> _EXERCISE MATERIALS_:
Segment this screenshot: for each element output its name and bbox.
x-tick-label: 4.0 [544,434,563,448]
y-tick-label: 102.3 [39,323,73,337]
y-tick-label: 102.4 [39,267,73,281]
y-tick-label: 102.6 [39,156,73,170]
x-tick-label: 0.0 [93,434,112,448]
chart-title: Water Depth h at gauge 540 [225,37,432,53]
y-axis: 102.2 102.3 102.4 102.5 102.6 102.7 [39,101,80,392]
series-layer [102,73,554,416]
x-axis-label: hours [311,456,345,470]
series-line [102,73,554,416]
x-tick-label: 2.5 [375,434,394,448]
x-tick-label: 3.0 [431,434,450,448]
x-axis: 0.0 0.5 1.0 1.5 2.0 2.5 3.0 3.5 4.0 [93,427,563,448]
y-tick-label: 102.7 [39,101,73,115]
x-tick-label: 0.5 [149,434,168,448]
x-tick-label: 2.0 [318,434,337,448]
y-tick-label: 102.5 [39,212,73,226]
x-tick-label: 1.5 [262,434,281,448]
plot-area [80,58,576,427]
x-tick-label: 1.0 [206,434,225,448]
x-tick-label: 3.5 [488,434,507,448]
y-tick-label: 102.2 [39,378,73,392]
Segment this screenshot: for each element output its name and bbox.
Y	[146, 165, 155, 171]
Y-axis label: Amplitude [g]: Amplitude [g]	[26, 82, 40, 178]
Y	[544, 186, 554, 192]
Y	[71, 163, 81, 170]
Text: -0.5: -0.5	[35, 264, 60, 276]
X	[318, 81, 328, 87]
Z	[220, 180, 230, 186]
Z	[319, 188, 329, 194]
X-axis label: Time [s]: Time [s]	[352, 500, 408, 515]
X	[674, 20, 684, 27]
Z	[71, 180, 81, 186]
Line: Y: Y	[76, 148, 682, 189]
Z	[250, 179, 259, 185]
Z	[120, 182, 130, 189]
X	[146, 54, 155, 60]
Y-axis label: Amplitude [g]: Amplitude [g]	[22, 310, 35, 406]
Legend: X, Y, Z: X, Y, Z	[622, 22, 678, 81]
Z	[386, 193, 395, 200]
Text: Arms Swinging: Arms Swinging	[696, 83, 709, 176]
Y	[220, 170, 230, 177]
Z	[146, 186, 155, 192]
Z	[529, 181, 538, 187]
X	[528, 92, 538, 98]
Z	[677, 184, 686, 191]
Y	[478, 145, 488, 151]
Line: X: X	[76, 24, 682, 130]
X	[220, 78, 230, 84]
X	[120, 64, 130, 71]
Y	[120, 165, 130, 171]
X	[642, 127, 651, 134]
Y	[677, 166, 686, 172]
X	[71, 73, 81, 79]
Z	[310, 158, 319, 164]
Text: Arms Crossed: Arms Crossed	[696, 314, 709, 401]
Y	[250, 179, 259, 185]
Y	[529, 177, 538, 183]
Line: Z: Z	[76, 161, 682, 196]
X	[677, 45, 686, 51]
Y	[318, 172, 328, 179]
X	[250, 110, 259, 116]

> _WHAT THE TASK ASKS_: Can you retype all of the material above, line by line, without changing anything?

> _WORKED ANSWER_:
Segment this screenshot: for each element output its name and bbox.
x-tick-label: 4.0 [544,434,563,448]
y-tick-label: 102.3 [39,323,73,337]
y-tick-label: 102.4 [39,267,73,281]
y-tick-label: 102.6 [39,156,73,170]
x-tick-label: 0.0 [93,434,112,448]
chart-title: Water Depth h at gauge 540 [225,37,432,53]
y-axis: 102.2 102.3 102.4 102.5 102.6 102.7 [39,101,80,392]
series-layer [102,73,554,416]
x-axis-label: hours [311,456,345,470]
series-line [102,73,554,416]
x-tick-label: 2.5 [375,434,394,448]
x-tick-label: 3.0 [431,434,450,448]
x-axis: 0.0 0.5 1.0 1.5 2.0 2.5 3.0 3.5 4.0 [93,427,563,448]
y-tick-label: 102.7 [39,101,73,115]
x-tick-label: 0.5 [149,434,168,448]
x-tick-label: 2.0 [318,434,337,448]
y-tick-label: 102.5 [39,212,73,226]
x-tick-label: 1.5 [262,434,281,448]
plot-area [80,58,576,427]
x-tick-label: 1.0 [206,434,225,448]
x-tick-label: 3.5 [488,434,507,448]
y-tick-label: 102.2 [39,378,73,392]
Segment this screenshot: for each element output its name and bbox.
Y	[146, 165, 155, 171]
Y-axis label: Amplitude [g]: Amplitude [g]	[26, 82, 40, 178]
Y	[544, 186, 554, 192]
Y	[71, 163, 81, 170]
Text: -0.5: -0.5	[35, 264, 60, 276]
X	[318, 81, 328, 87]
Z	[220, 180, 230, 186]
Z	[319, 188, 329, 194]
X-axis label: Time [s]: Time [s]	[352, 500, 408, 515]
X	[674, 20, 684, 27]
Z	[71, 180, 81, 186]
Line: Y: Y	[76, 148, 682, 189]
Z	[250, 179, 259, 185]
Z	[120, 182, 130, 189]
X	[146, 54, 155, 60]
Y-axis label: Amplitude [g]: Amplitude [g]	[22, 310, 35, 406]
Legend: X, Y, Z: X, Y, Z	[622, 22, 678, 81]
Z	[386, 193, 395, 200]
Text: Arms Swinging: Arms Swinging	[696, 83, 709, 176]
Y	[220, 170, 230, 177]
Z	[146, 186, 155, 192]
Z	[529, 181, 538, 187]
X	[528, 92, 538, 98]
Z	[677, 184, 686, 191]
Y	[478, 145, 488, 151]
Line: X: X	[76, 24, 682, 130]
X	[220, 78, 230, 84]
X	[120, 64, 130, 71]
Y	[120, 165, 130, 171]
X	[642, 127, 651, 134]
Y	[677, 166, 686, 172]
X	[71, 73, 81, 79]
Z	[310, 158, 319, 164]
Text: Arms Crossed: Arms Crossed	[696, 314, 709, 401]
Y	[250, 179, 259, 185]
Y	[529, 177, 538, 183]
Line: Z: Z	[76, 161, 682, 196]
X	[677, 45, 686, 51]
Y	[318, 172, 328, 179]
X	[250, 110, 259, 116]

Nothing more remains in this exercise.